## Data lines
[START]
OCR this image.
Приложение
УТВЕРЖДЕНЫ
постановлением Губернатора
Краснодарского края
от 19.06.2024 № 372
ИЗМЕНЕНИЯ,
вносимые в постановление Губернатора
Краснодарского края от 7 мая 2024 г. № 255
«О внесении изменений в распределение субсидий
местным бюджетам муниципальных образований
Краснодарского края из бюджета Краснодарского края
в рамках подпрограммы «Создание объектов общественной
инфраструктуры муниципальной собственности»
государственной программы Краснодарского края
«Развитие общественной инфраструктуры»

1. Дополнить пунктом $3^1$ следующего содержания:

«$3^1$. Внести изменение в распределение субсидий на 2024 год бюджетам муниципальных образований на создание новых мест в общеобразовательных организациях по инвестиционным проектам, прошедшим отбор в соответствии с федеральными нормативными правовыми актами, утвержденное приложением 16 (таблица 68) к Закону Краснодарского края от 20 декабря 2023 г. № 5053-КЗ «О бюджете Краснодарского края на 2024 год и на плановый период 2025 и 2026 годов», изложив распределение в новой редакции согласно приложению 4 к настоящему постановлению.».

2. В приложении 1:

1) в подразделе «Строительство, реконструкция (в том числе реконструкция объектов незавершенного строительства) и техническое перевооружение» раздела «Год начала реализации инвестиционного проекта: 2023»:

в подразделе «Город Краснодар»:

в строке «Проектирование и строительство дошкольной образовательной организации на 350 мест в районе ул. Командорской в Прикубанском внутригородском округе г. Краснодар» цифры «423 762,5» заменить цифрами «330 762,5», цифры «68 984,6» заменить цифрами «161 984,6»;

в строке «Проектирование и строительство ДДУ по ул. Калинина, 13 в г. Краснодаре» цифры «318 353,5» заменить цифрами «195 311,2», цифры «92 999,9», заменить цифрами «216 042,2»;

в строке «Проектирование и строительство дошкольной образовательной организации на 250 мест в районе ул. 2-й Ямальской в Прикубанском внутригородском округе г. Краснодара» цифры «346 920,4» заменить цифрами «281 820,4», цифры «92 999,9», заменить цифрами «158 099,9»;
[END]
Copy each line of the data exactly, leaving nothing out.

## Exercise result
OCR this image.
Приложение
УТВЕРЖДЕНЫ
постановлением Губернатора
Краснодарского края
от 19.06.2024 № 372
ИЗМЕНЕНИЯ,
вносимые в постановление Губернатора
Краснодарского края от 7 мая 2024 г. № 255
«О внесении изменений в распределение субсидий
местным бюджетам муниципальных образований
Краснодарского края из бюджета Краснодарского края
в рамках подпрограммы «Создание объектов общественной
инфраструктуры муниципальной собственности»
государственной программы Краснодарского края
«Развитие общественной инфраструктуры»

1. Дополнить пунктом $3^1$ следующего содержания:

«$3^1$. Внести изменение в распределение субсидий на 2024 год бюджетам муниципальных образований на создание новых мест в общеобразовательных организациях по инвестиционным проектам, прошедшим отбор в соответствии с федеральными нормативными правовыми актами, утвержденное приложением 16 (таблица 68) к Закону Краснодарского края от 20 декабря 2023 г. № 5053-КЗ «О бюджете Краснодарского края на 2024 год и на плановый период 2025 и 2026 годов», изложив распределение в новой редакции согласно приложению 4 к настоящему постановлению.».

2. В приложении 1:

1) в подразделе «Строительство, реконструкция (в том числе реконструкция объектов незавершенного строительства) и техническое перевооружение» раздела «Год начала реализации инвестиционного проекта: 2023»:

в подразделе «Город Краснодар»:

в строке «Проектирование и строительство дошкольной образовательной организации на 350 мест в районе ул. Командорской в Прикубанском внутригородском округе г. Краснодар» цифры «423 762,5» заменить цифрами «330 762,5», цифры «68 984,6» заменить цифрами «161 984,6»;

в строке «Проектирование и строительство ДДУ по ул. Калинина, 13 в г. Краснодаре» цифры «318 353,5» заменить цифрами «195 311,2», цифры «92 999,9», заменить цифрами «216 042,2»;

в строке «Проектирование и строительство дошкольной образовательной организации на 250 мест в районе ул. 2-й Ямальской в Прикубанском внутригородском округе г. Краснодара» цифры «346 920,4» заменить цифрами «281 820,4», цифры «92 999,9», заменить цифрами «158 099,9»;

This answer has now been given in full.